-- begin --

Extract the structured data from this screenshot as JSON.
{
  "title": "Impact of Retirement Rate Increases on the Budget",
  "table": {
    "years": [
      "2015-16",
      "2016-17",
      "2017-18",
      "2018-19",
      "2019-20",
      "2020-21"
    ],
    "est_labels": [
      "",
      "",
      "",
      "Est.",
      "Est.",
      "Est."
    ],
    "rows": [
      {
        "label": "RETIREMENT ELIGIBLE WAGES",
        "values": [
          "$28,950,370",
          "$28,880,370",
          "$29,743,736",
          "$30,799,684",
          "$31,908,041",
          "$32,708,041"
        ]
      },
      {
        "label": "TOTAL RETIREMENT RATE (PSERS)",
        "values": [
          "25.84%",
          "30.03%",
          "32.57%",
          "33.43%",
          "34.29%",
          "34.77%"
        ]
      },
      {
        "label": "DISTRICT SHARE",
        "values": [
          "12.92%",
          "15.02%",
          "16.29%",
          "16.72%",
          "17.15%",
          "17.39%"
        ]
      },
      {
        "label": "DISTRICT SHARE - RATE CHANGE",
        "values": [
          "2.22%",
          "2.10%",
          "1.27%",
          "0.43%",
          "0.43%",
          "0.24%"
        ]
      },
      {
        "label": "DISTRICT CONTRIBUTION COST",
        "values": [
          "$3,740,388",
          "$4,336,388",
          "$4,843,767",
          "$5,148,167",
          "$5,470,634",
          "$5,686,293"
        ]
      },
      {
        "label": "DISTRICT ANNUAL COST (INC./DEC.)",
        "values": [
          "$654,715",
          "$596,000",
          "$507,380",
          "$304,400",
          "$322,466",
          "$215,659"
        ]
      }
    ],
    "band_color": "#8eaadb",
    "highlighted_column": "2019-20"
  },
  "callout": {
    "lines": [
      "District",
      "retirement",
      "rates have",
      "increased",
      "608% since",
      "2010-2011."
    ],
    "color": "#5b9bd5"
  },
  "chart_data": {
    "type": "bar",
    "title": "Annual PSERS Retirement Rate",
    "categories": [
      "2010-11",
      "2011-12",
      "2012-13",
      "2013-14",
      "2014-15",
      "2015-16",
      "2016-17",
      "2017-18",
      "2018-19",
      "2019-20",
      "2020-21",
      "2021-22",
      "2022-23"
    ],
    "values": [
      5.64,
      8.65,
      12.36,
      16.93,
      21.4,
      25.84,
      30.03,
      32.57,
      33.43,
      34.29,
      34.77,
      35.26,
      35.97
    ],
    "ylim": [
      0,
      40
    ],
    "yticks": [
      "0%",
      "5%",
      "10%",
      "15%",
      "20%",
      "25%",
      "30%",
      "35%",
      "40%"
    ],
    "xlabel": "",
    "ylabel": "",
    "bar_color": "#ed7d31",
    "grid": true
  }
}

-- end --

• Exercise prompt: Return every record above exactly as it appears.

• Response:
Extract the structured data from this screenshot as JSON.
{
  "title": "Impact of Retirement Rate Increases on the Budget",
  "table": {
    "years": [
      "2015-16",
      "2016-17",
      "2017-18",
      "2018-19",
      "2019-20",
      "2020-21"
    ],
    "est_labels": [
      "",
      "",
      "",
      "Est.",
      "Est.",
      "Est."
    ],
    "rows": [
      {
        "label": "RETIREMENT ELIGIBLE WAGES",
        "values": [
          "$28,950,370",
          "$28,880,370",
          "$29,743,736",
          "$30,799,684",
          "$31,908,041",
          "$32,708,041"
        ]
      },
      {
        "label": "TOTAL RETIREMENT RATE (PSERS)",
        "values": [
          "25.84%",
          "30.03%",
          "32.57%",
          "33.43%",
          "34.29%",
          "34.77%"
        ]
      },
      {
        "label": "DISTRICT SHARE",
        "values": [
          "12.92%",
          "15.02%",
          "16.29%",
          "16.72%",
          "17.15%",
          "17.39%"
        ]
      },
      {
        "label": "DISTRICT SHARE - RATE CHANGE",
        "values": [
          "2.22%",
          "2.10%",
          "1.27%",
          "0.43%",
          "0.43%",
          "0.24%"
        ]
      },
      {
        "label": "DISTRICT CONTRIBUTION COST",
        "values": [
          "$3,740,388",
          "$4,336,388",
          "$4,843,767",
          "$5,148,167",
          "$5,470,634",
          "$5,686,293"
        ]
      },
      {
        "label": "DISTRICT ANNUAL COST (INC./DEC.)",
        "values": [
          "$654,715",
          "$596,000",
          "$507,380",
          "$304,400",
          "$322,466",
          "$215,659"
        ]
      }
    ],
    "band_color": "#8eaadb",
    "highlighted_column": "2019-20"
  },
  "callout": {
    "lines": [
      "District",
      "retirement",
      "rates have",
      "increased",
      "608% since",
      "2010-2011."
    ],
    "color": "#5b9bd5"
  },
  "chart_data": {
    "type": "bar",
    "title": "Annual PSERS Retirement Rate",
    "categories": [
      "2010-11",
      "2011-12",
      "2012-13",
      "2013-14",
      "2014-15",
      "2015-16",
      "2016-17",
      "2017-18",
      "2018-19",
      "2019-20",
      "2020-21",
      "2021-22",
      "2022-23"
    ],
    "values": [
      5.64,
      8.65,
      12.36,
      16.93,
      21.4,
      25.84,
      30.03,
      32.57,
      33.43,
      34.29,
      34.77,
      35.26,
      35.97
    ],
    "ylim": [
      0,
      40
    ],
    "yticks": [
      "0%",
      "5%",
      "10%",
      "15%",
      "20%",
      "25%",
      "30%",
      "35%",
      "40%"
    ],
    "xlabel": "",
    "ylabel": "",
    "bar_color": "#ed7d31",
    "grid": true
  }
}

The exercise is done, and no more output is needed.